[Instruction]:
Give back the records below exactly, every one, with no pictures.

(Stored items)
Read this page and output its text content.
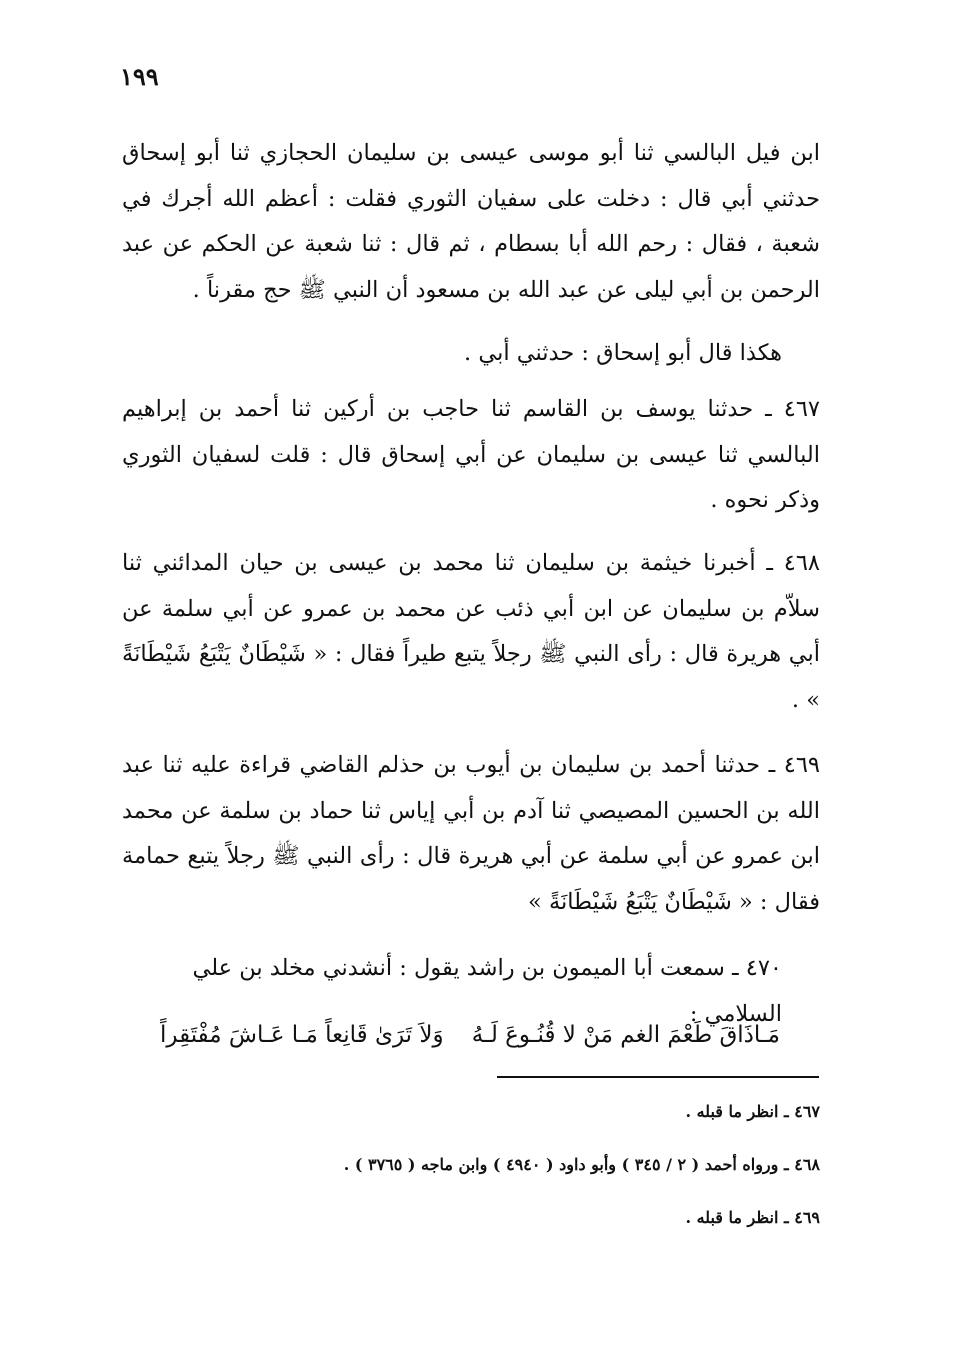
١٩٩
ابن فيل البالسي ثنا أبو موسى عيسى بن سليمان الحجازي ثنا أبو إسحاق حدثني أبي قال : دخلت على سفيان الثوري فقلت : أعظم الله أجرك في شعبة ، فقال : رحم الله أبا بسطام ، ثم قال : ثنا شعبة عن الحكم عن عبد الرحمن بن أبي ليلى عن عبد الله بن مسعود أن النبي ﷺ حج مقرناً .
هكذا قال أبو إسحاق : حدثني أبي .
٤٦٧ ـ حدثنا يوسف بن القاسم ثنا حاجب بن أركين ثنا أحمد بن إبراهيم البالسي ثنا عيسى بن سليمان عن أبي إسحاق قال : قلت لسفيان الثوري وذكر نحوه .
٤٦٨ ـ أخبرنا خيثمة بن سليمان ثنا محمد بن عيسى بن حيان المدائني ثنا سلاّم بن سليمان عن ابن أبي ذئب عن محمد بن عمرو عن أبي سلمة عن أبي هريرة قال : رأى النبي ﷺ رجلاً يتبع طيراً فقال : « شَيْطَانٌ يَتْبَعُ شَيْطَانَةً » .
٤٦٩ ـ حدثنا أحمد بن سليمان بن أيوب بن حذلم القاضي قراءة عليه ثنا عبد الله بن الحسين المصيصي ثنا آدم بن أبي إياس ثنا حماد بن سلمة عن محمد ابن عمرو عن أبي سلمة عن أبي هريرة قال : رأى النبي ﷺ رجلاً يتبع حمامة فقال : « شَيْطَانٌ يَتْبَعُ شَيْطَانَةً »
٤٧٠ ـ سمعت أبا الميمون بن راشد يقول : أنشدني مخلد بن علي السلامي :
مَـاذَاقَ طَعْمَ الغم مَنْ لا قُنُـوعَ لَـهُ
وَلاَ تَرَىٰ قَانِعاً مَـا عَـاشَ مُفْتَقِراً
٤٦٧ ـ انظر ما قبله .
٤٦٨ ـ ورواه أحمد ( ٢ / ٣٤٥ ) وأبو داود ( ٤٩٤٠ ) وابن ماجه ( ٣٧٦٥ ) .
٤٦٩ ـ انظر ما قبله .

[Reply to the exercise]:
Read this page and output its text content.
١٩٩
ابن فيل البالسي ثنا أبو موسى عيسى بن سليمان الحجازي ثنا أبو إسحاق حدثني أبي قال : دخلت على سفيان الثوري فقلت : أعظم الله أجرك في شعبة ، فقال : رحم الله أبا بسطام ، ثم قال : ثنا شعبة عن الحكم عن عبد الرحمن بن أبي ليلى عن عبد الله بن مسعود أن النبي ﷺ حج مقرناً .
هكذا قال أبو إسحاق : حدثني أبي .
٤٦٧ ـ حدثنا يوسف بن القاسم ثنا حاجب بن أركين ثنا أحمد بن إبراهيم البالسي ثنا عيسى بن سليمان عن أبي إسحاق قال : قلت لسفيان الثوري وذكر نحوه .
٤٦٨ ـ أخبرنا خيثمة بن سليمان ثنا محمد بن عيسى بن حيان المدائني ثنا سلاّم بن سليمان عن ابن أبي ذئب عن محمد بن عمرو عن أبي سلمة عن أبي هريرة قال : رأى النبي ﷺ رجلاً يتبع طيراً فقال : « شَيْطَانٌ يَتْبَعُ شَيْطَانَةً » .
٤٦٩ ـ حدثنا أحمد بن سليمان بن أيوب بن حذلم القاضي قراءة عليه ثنا عبد الله بن الحسين المصيصي ثنا آدم بن أبي إياس ثنا حماد بن سلمة عن محمد ابن عمرو عن أبي سلمة عن أبي هريرة قال : رأى النبي ﷺ رجلاً يتبع حمامة فقال : « شَيْطَانٌ يَتْبَعُ شَيْطَانَةً »
٤٧٠ ـ سمعت أبا الميمون بن راشد يقول : أنشدني مخلد بن علي السلامي :
مَـاذَاقَ طَعْمَ الغم مَنْ لا قُنُـوعَ لَـهُ
وَلاَ تَرَىٰ قَانِعاً مَـا عَـاشَ مُفْتَقِراً
٤٦٧ ـ انظر ما قبله .
٤٦٨ ـ ورواه أحمد ( ٢ / ٣٤٥ ) وأبو داود ( ٤٩٤٠ ) وابن ماجه ( ٣٧٦٥ ) .
٤٦٩ ـ انظر ما قبله .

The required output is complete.